_Exercise requirements:_
Below are some records. Count the lines with "Code" in them and give nothing but the total.

_Extracted information:_

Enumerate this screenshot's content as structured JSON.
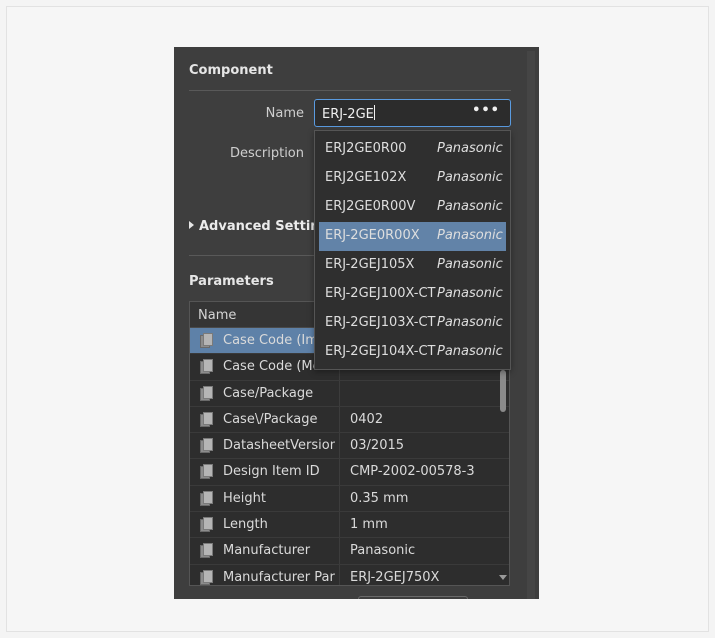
{
  "component": {
    "title": "Component",
    "name_label": "Name",
    "name_value": "ERJ-2GE",
    "browse_label": "•••",
    "description_label": "Description",
    "advanced_label": "Advanced Settings"
  },
  "parameters": {
    "title": "Parameters",
    "column_name": "Name",
    "rows": [
      {
        "name": "Case Code (Imperial)",
        "value": "",
        "selected": true
      },
      {
        "name": "Case Code (Metric)",
        "value": ""
      },
      {
        "name": "Case/Package",
        "value": ""
      },
      {
        "name": "Case\\/Package",
        "value": "0402"
      },
      {
        "name": "DatasheetVersion",
        "value": "03/2015"
      },
      {
        "name": "Design Item ID",
        "value": "CMP-2002-00578-3"
      },
      {
        "name": "Height",
        "value": "0.35 mm"
      },
      {
        "name": "Length",
        "value": "1 mm"
      },
      {
        "name": "Manufacturer",
        "value": "Panasonic"
      },
      {
        "name": "Manufacturer Part Number",
        "value": "ERJ-2GEJ750X"
      }
    ]
  },
  "suggestions": [
    {
      "part": "ERJ2GE0R00",
      "mfr": "Panasonic"
    },
    {
      "part": "ERJ2GE102X",
      "mfr": "Panasonic"
    },
    {
      "part": "ERJ2GE0R00V",
      "mfr": "Panasonic"
    },
    {
      "part": "ERJ-2GE0R00X",
      "mfr": "Panasonic",
      "highlighted": true
    },
    {
      "part": "ERJ-2GEJ105X",
      "mfr": "Panasonic"
    },
    {
      "part": "ERJ-2GEJ100X-CT",
      "mfr": "Panasonic"
    },
    {
      "part": "ERJ-2GEJ103X-CT",
      "mfr": "Panasonic"
    },
    {
      "part": "ERJ-2GEJ104X-CT",
      "mfr": "Panasonic"
    }
  ],
  "icons": {
    "parameter": "document-stack-icon"
  },
  "colors": {
    "panel_bg": "#3e3e3e",
    "selection": "#5e81a8",
    "focus_border": "#5a9be0"
  }
}
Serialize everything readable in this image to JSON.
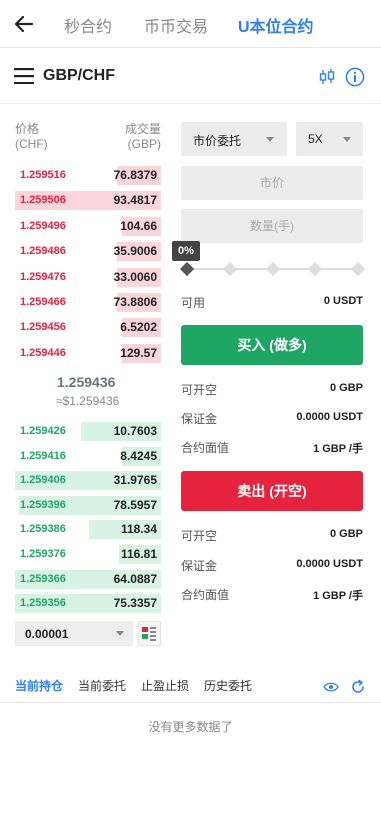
{
  "nav": {
    "tabs": [
      {
        "label": "秒合约"
      },
      {
        "label": "币币交易"
      },
      {
        "label": "U本位合约"
      }
    ]
  },
  "pair": {
    "title": "GBP/CHF"
  },
  "orderbook": {
    "price_header": "价格\n(CHF)",
    "price_header_line1": "价格",
    "price_header_line2": "(CHF)",
    "volume_header_line1": "成交量",
    "volume_header_line2": "(GBP)",
    "asks": [
      {
        "price": "1.259516",
        "volume": "76.8379",
        "depth": 0.3
      },
      {
        "price": "1.259506",
        "volume": "93.4817",
        "depth": 1.0
      },
      {
        "price": "1.259496",
        "volume": "104.66",
        "depth": 0.27
      },
      {
        "price": "1.259486",
        "volume": "35.9006",
        "depth": 0.3
      },
      {
        "price": "1.259476",
        "volume": "33.0060",
        "depth": 0.3
      },
      {
        "price": "1.259466",
        "volume": "73.8806",
        "depth": 0.3
      },
      {
        "price": "1.259456",
        "volume": "6.5202",
        "depth": 0.27
      },
      {
        "price": "1.259446",
        "volume": "129.57",
        "depth": 0.27
      }
    ],
    "mid_price": "1.259436",
    "mid_usd": "≈$1.259436",
    "bids": [
      {
        "price": "1.259426",
        "volume": "10.7603",
        "depth": 0.55
      },
      {
        "price": "1.259416",
        "volume": "8.4245",
        "depth": 0.27
      },
      {
        "price": "1.259406",
        "volume": "31.9765",
        "depth": 1.0
      },
      {
        "price": "1.259396",
        "volume": "78.5957",
        "depth": 0.97
      },
      {
        "price": "1.259386",
        "volume": "118.34",
        "depth": 0.49
      },
      {
        "price": "1.259376",
        "volume": "116.81",
        "depth": 0.29
      },
      {
        "price": "1.259366",
        "volume": "64.0887",
        "depth": 1.0
      },
      {
        "price": "1.259356",
        "volume": "75.3357",
        "depth": 1.0
      }
    ],
    "precision": "0.00001"
  },
  "order_form": {
    "order_type": "市价委托",
    "leverage": "5X",
    "price_placeholder": "市价",
    "quantity_placeholder": "数量(手)",
    "percent": "0%",
    "available_label": "可用",
    "available_value": "0 USDT",
    "buy_label": "买入 (做多)",
    "buy_info": [
      {
        "label": "可开空",
        "value": "0 GBP"
      },
      {
        "label": "保证金",
        "value": "0.0000 USDT"
      },
      {
        "label": "合约面值",
        "value": "1 GBP /手"
      }
    ],
    "sell_label": "卖出 (开空)",
    "sell_info": [
      {
        "label": "可开空",
        "value": "0 GBP"
      },
      {
        "label": "保证金",
        "value": "0.0000 USDT"
      },
      {
        "label": "合约面值",
        "value": "1 GBP /手"
      }
    ]
  },
  "bottom_tabs": [
    {
      "label": "当前持仓"
    },
    {
      "label": "当前委托"
    },
    {
      "label": "止盈止损"
    },
    {
      "label": "历史委托"
    }
  ],
  "empty_text": "没有更多数据了",
  "colors": {
    "accent": "#2f7ff0",
    "buy": "#1fa665",
    "sell": "#e5233f"
  }
}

_Result of the exercise:_
2